Check each line of the data below for the word "JSON", then extract the ones that have it.

──────────

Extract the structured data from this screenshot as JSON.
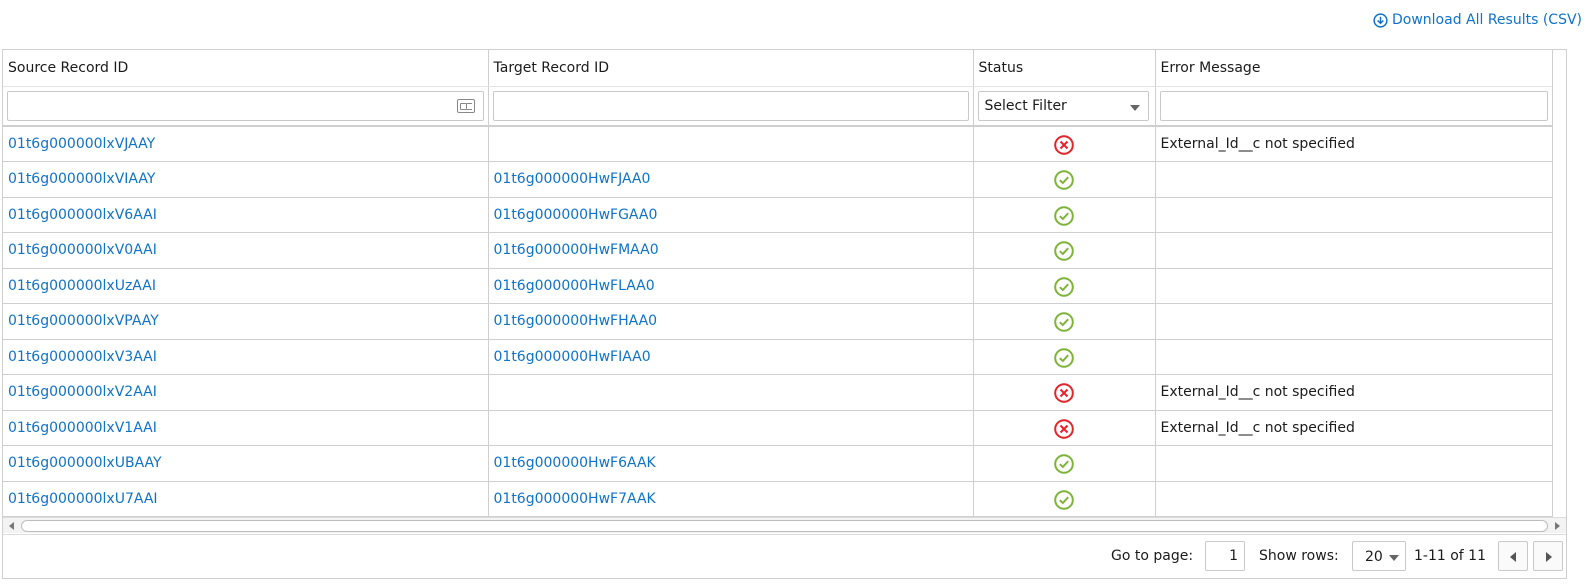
{
  "toolbar": {
    "download_label": "Download All Results (CSV)"
  },
  "columns": [
    {
      "label": "Source Record ID"
    },
    {
      "label": "Target Record ID"
    },
    {
      "label": "Status"
    },
    {
      "label": "Error Message"
    }
  ],
  "filters": {
    "status_select": "Select Filter"
  },
  "colors": {
    "link": "#0f73c6",
    "success": "#7fb33a",
    "error": "#e3242b"
  },
  "rows": [
    {
      "source": "01t6g000000lxVJAAY",
      "target": "",
      "status": "error",
      "status_icon": "error-x-circle-icon",
      "error": "External_Id__c not specified"
    },
    {
      "source": "01t6g000000lxVIAAY",
      "target": "01t6g000000HwFJAA0",
      "status": "success",
      "status_icon": "success-check-circle-icon",
      "error": ""
    },
    {
      "source": "01t6g000000lxV6AAI",
      "target": "01t6g000000HwFGAA0",
      "status": "success",
      "status_icon": "success-check-circle-icon",
      "error": ""
    },
    {
      "source": "01t6g000000lxV0AAI",
      "target": "01t6g000000HwFMAA0",
      "status": "success",
      "status_icon": "success-check-circle-icon",
      "error": ""
    },
    {
      "source": "01t6g000000lxUzAAI",
      "target": "01t6g000000HwFLAA0",
      "status": "success",
      "status_icon": "success-check-circle-icon",
      "error": ""
    },
    {
      "source": "01t6g000000lxVPAAY",
      "target": "01t6g000000HwFHAA0",
      "status": "success",
      "status_icon": "success-check-circle-icon",
      "error": ""
    },
    {
      "source": "01t6g000000lxV3AAI",
      "target": "01t6g000000HwFIAA0",
      "status": "success",
      "status_icon": "success-check-circle-icon",
      "error": ""
    },
    {
      "source": "01t6g000000lxV2AAI",
      "target": "",
      "status": "error",
      "status_icon": "error-x-circle-icon",
      "error": "External_Id__c not specified"
    },
    {
      "source": "01t6g000000lxV1AAI",
      "target": "",
      "status": "error",
      "status_icon": "error-x-circle-icon",
      "error": "External_Id__c not specified"
    },
    {
      "source": "01t6g000000lxUBAAY",
      "target": "01t6g000000HwF6AAK",
      "status": "success",
      "status_icon": "success-check-circle-icon",
      "error": ""
    },
    {
      "source": "01t6g000000lxU7AAI",
      "target": "01t6g000000HwF7AAK",
      "status": "success",
      "status_icon": "success-check-circle-icon",
      "error": ""
    }
  ],
  "pager": {
    "goto_label": "Go to page:",
    "page_value": "1",
    "rows_label": "Show rows:",
    "rows_value": "20",
    "range_text": "1-11 of 11"
  }
}
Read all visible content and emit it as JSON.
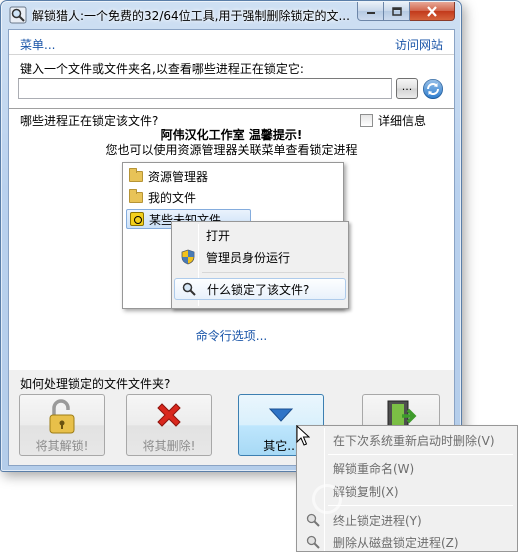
{
  "window": {
    "title": "解锁猎人:一个免费的32/64位工具,用于强制删除锁定的文..."
  },
  "top": {
    "menu_link": "菜单...",
    "visit_link": "访问网站",
    "prompt": "键入一个文件或文件夹名,以查看哪些进程正在锁定它:",
    "path_value": "",
    "browse_label": "..."
  },
  "processes": {
    "label": "哪些进程正在锁定该文件?",
    "detail_label": "详细信息",
    "detail_checked": false
  },
  "notice": {
    "title": "阿伟汉化工作室 温馨提示!",
    "subtitle": "您也可以使用资源管理器关联菜单查看锁定进程"
  },
  "illustration": {
    "items": [
      "资源管理器",
      "我的文件",
      "某些未知文件"
    ],
    "context_menu": {
      "open": "打开",
      "run_as_admin": "管理员身份运行",
      "what_locked": "什么锁定了该文件?"
    }
  },
  "cmd_link": "命令行选项...",
  "actions": {
    "label": "如何处理锁定的文件文件夹?",
    "unlock": "将其解锁!",
    "delete": "将其删除!",
    "other": "其它..."
  },
  "dropdown": {
    "items": [
      {
        "label": "在下次系统重新启动时删除(V)",
        "icon": "none"
      },
      {
        "label": "解锁重命名(W)",
        "icon": "none"
      },
      {
        "label": "解锁复制(X)",
        "icon": "none"
      },
      {
        "label": "终止锁定进程(Y)",
        "icon": "process-kill-icon"
      },
      {
        "label": "删除从磁盘锁定进程(Z)",
        "icon": "process-delete-icon"
      }
    ]
  },
  "colors": {
    "link": "#1a55a8",
    "disabled_text": "#8c8c8c",
    "hover_button": "#bee6fd"
  }
}
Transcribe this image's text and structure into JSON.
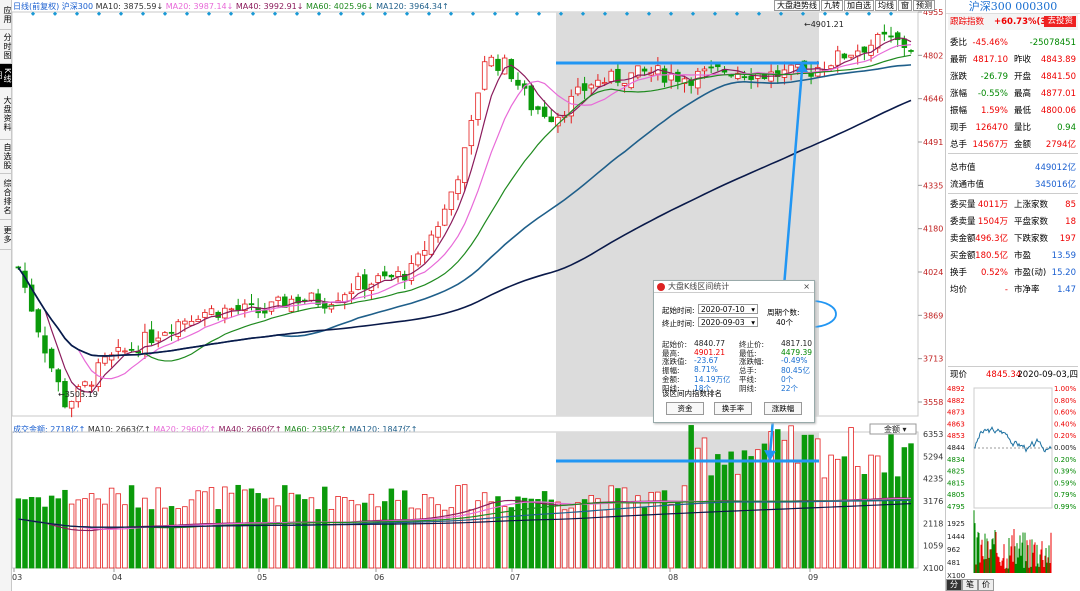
{
  "left_tabs": [
    {
      "label": "应用",
      "active": false
    },
    {
      "label": "分时图",
      "active": false
    },
    {
      "label": "K线图",
      "active": true
    },
    {
      "label": "大盘资料",
      "active": false
    },
    {
      "label": "自选股",
      "active": false
    },
    {
      "label": "综合排名",
      "active": false
    },
    {
      "label": "更多",
      "active": false
    }
  ],
  "ma_info": {
    "period": "日线(前复权)",
    "name": "沪深300",
    "ma10": "MA10: 3875.59↓",
    "ma20": "MA20: 3987.14↓",
    "ma40": "MA40: 3992.91↓",
    "ma60": "MA60: 4025.96↓",
    "ma120": "MA120: 3964.34↑"
  },
  "vol_info": {
    "amount": "成交金额: 2718亿↑",
    "ma10": "MA10: 2663亿↑",
    "ma20": "MA20: 2960亿↑",
    "ma40": "MA40: 2660亿↑",
    "ma60": "MA60: 2395亿↑",
    "ma120": "MA120: 1847亿↑"
  },
  "top_buttons": [
    "大盘趋势线",
    "九转",
    "加自选",
    "均线",
    "窗",
    "预测"
  ],
  "price_axis": [
    "4955",
    "4802",
    "4646",
    "4491",
    "4335",
    "4180",
    "4024",
    "3869",
    "3713",
    "3558"
  ],
  "vol_axis": [
    "6353",
    "5294",
    "4235",
    "3176",
    "2118",
    "1059",
    "X100"
  ],
  "month_labels": [
    "03",
    "04",
    "05",
    "06",
    "07",
    "08",
    "09"
  ],
  "high_label": "4901.21",
  "low_label": "3503.19",
  "vol_dropdown": "金额",
  "colors": {
    "up": "#e41f1f",
    "down": "#0b9a0b",
    "ma10": "#2a2a2a",
    "ma20": "#e86ad8",
    "ma40": "#8b1b5c",
    "ma60": "#1f8a1f",
    "ma120": "#1f5f8a",
    "ma250": "#0a1a4a",
    "arrow": "#2196f3",
    "selection": "#dcdcdc"
  },
  "stats_dialog": {
    "title": "大盘K线区间统计",
    "start_label": "起始时间:",
    "start_value": "2020-07-10",
    "end_label": "终止时间:",
    "end_value": "2020-09-03",
    "period_label": "周期个数:",
    "period_value": "40个",
    "rows": [
      {
        "l1": "起始价:",
        "v1": "4840.77",
        "l2": "终止价:",
        "v2": "4817.10"
      },
      {
        "l1": "最高:",
        "v1": "4901.21",
        "l2": "最低:",
        "v2": "4479.39"
      },
      {
        "l1": "涨跌值:",
        "v1": "-23.67",
        "l2": "涨跌幅:",
        "v2": "-0.49%"
      },
      {
        "l1": "振幅:",
        "v1": "8.71%",
        "l2": "总手:",
        "v2": "80.45亿"
      },
      {
        "l1": "金额:",
        "v1": "14.19万亿",
        "l2": "平线:",
        "v2": "0个"
      },
      {
        "l1": "阳线:",
        "v1": "18个",
        "l2": "阴线:",
        "v2": "22个"
      }
    ],
    "ranking_label": "该区间内指数排名",
    "buttons": [
      "资金",
      "换手率",
      "涨跌幅"
    ]
  },
  "right_panel": {
    "title": "沪深300 000300",
    "header_left": "跟踪指数",
    "header_mid": "+60.73%(3年)",
    "header_btn": "去投资",
    "rows": [
      {
        "a": "委比",
        "b": "-45.46%",
        "c": "",
        "d": "-25078451"
      },
      {
        "a": "最新",
        "b": "4817.10",
        "c": "昨收",
        "d": "4843.89"
      },
      {
        "a": "涨跌",
        "b": "-26.79",
        "c": "开盘",
        "d": "4841.50"
      },
      {
        "a": "涨幅",
        "b": "-0.55%",
        "c": "最高",
        "d": "4877.01"
      },
      {
        "a": "振幅",
        "b": "1.59%",
        "c": "最低",
        "d": "4800.06"
      },
      {
        "a": "现手",
        "b": "126470",
        "c": "量比",
        "d": "0.94"
      },
      {
        "a": "总手",
        "b": "14567万",
        "c": "金额",
        "d": "2794亿"
      },
      {
        "a": "总市值",
        "b": "",
        "c": "",
        "d": "449012亿"
      },
      {
        "a": "流通市值",
        "b": "",
        "c": "",
        "d": "345016亿"
      },
      {
        "a": "委买量",
        "b": "4011万",
        "c": "上涨家数",
        "d": "85"
      },
      {
        "a": "委卖量",
        "b": "1504万",
        "c": "平盘家数",
        "d": "18"
      },
      {
        "a": "卖金额",
        "b": "496.3亿",
        "c": "下跌家数",
        "d": "197"
      },
      {
        "a": "买金额",
        "b": "180.5亿",
        "c": "市盈",
        "d": "13.59"
      },
      {
        "a": "换手",
        "b": "0.52%",
        "c": "市盈(动)",
        "d": "15.20"
      },
      {
        "a": "均价",
        "b": "-",
        "c": "市净率",
        "d": "1.47"
      }
    ],
    "now_label": "现价",
    "now_value": "4845.34",
    "now_date": "2020-09-03,四",
    "mini_price_axis": [
      "4892",
      "4882",
      "4873",
      "4863",
      "4853",
      "4844",
      "4834",
      "4825",
      "4815",
      "4805",
      "4795"
    ],
    "mini_pct_axis": [
      "1.00%",
      "0.80%",
      "0.60%",
      "0.40%",
      "0.20%",
      "0.00%",
      "0.20%",
      "0.39%",
      "0.59%",
      "0.79%",
      "0.99%"
    ],
    "mini_vol_axis": [
      "1925",
      "1444",
      "962",
      "481",
      "X100"
    ],
    "mini_tabs": [
      "分",
      "笔",
      "价"
    ]
  }
}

──────────

REPLY TO THE TASK >>
Extract the structured data from this screenshot as JSON.
Read all visible content and emit it as JSON.
Transcribe this image's text and structure into JSON.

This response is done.